Instructions to follow: Pick out and copy every line below that has the word "camera".

--

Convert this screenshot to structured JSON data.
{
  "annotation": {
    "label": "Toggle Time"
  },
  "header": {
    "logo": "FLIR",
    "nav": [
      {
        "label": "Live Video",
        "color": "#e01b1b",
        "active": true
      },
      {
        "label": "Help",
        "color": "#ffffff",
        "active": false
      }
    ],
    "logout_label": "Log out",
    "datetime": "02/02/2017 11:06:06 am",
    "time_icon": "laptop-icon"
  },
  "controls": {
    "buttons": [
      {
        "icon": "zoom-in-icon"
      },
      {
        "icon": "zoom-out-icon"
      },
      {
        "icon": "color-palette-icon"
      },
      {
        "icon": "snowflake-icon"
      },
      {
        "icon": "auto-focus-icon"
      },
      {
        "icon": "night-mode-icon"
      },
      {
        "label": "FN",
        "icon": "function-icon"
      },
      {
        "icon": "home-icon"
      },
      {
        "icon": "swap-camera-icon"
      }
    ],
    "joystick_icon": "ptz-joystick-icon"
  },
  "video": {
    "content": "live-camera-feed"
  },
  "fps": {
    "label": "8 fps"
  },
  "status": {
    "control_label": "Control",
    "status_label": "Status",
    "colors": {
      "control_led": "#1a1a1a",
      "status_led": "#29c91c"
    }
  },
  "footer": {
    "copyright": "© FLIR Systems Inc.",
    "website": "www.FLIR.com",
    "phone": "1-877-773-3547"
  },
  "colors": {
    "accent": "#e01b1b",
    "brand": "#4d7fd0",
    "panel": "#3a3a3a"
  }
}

--

Completed exercise:
        "icon": "swap-camera-icon"
    "content": "live-camera-feed"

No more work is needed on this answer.